* START MATERIAL *
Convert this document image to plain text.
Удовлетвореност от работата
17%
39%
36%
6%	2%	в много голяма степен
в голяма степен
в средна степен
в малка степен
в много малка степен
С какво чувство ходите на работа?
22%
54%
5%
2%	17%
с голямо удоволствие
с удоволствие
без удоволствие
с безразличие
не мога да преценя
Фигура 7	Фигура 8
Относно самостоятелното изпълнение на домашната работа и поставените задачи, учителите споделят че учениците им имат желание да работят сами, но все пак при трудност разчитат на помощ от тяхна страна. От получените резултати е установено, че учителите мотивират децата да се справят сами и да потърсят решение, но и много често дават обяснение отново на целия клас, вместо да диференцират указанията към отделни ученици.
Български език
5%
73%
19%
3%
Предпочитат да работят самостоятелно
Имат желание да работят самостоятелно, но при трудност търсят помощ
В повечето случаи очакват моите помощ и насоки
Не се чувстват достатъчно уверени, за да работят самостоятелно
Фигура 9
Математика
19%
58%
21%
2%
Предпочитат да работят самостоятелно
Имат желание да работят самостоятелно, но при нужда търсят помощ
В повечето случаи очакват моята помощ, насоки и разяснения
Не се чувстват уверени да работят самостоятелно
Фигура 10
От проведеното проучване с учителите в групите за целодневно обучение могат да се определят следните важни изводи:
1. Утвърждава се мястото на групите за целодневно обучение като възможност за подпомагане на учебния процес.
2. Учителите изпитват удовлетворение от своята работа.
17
* END MATERIAL *
* START MATERIAL *
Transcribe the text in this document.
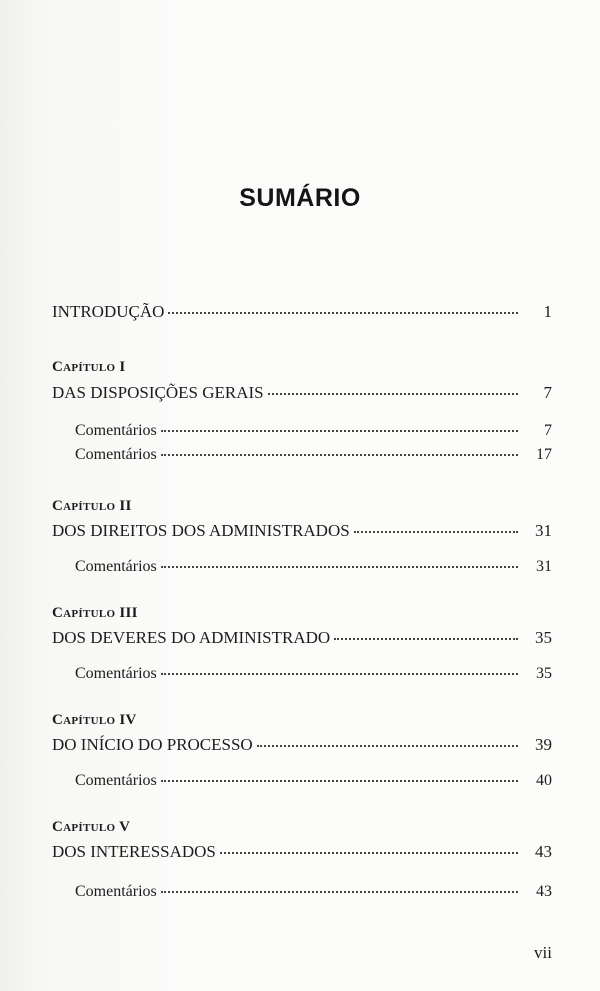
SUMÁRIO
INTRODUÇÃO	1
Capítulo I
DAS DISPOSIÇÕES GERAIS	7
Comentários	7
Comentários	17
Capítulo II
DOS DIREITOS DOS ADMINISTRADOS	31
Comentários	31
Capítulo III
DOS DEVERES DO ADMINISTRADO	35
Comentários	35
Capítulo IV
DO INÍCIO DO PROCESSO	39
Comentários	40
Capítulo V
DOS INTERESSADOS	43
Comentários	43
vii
* END MATERIAL *
* START MATERIAL *
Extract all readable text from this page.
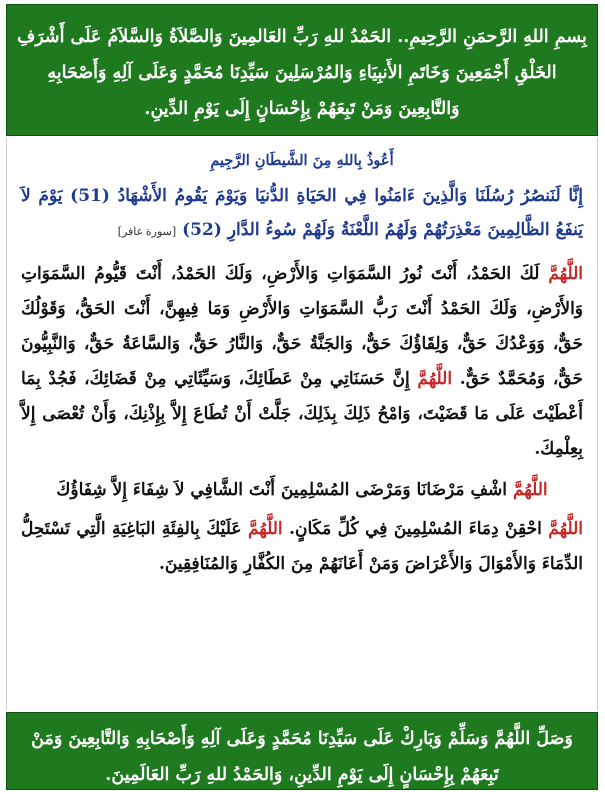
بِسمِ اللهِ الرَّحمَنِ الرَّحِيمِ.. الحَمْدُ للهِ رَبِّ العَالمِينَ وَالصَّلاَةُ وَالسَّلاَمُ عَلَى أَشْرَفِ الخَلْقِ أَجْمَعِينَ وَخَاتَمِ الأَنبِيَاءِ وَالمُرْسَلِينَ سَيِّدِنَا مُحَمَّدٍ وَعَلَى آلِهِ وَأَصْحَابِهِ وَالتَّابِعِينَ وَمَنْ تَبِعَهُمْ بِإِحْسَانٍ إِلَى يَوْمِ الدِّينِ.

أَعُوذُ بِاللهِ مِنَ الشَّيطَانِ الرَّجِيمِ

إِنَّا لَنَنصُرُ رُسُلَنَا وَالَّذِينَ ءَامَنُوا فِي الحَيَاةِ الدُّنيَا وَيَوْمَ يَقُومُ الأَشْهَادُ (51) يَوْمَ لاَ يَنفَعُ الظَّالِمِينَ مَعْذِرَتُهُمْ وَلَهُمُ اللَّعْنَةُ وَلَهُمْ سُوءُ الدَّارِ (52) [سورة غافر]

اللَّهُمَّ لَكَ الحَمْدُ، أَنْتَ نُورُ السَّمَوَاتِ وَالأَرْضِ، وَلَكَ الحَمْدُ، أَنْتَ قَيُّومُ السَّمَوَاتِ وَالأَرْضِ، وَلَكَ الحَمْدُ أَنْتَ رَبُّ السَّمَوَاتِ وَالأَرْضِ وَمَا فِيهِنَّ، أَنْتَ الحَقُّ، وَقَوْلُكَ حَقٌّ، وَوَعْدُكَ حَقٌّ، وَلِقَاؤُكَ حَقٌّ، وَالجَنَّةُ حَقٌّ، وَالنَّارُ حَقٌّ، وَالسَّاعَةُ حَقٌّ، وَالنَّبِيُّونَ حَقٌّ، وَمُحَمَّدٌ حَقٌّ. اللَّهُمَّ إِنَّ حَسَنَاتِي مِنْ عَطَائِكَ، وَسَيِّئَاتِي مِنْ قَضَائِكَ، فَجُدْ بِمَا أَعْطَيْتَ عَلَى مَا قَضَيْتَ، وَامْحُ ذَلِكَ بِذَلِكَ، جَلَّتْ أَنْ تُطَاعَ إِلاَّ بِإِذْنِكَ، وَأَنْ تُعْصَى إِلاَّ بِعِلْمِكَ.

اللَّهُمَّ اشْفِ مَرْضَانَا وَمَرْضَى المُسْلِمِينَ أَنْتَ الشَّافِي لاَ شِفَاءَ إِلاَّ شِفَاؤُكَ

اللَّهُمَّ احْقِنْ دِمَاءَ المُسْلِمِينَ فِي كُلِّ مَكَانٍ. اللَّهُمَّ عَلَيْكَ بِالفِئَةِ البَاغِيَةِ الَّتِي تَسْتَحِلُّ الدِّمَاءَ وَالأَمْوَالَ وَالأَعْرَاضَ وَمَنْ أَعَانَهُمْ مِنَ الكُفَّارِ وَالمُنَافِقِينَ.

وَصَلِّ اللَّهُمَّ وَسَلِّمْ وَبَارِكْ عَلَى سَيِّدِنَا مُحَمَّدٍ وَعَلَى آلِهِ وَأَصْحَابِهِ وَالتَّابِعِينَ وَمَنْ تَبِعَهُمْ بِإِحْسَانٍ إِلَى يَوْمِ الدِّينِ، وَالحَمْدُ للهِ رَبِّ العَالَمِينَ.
* END MATERIAL *
Return only the count of lines in the records that hold the word "очакват".

*COMPLETE ANSWER*. 2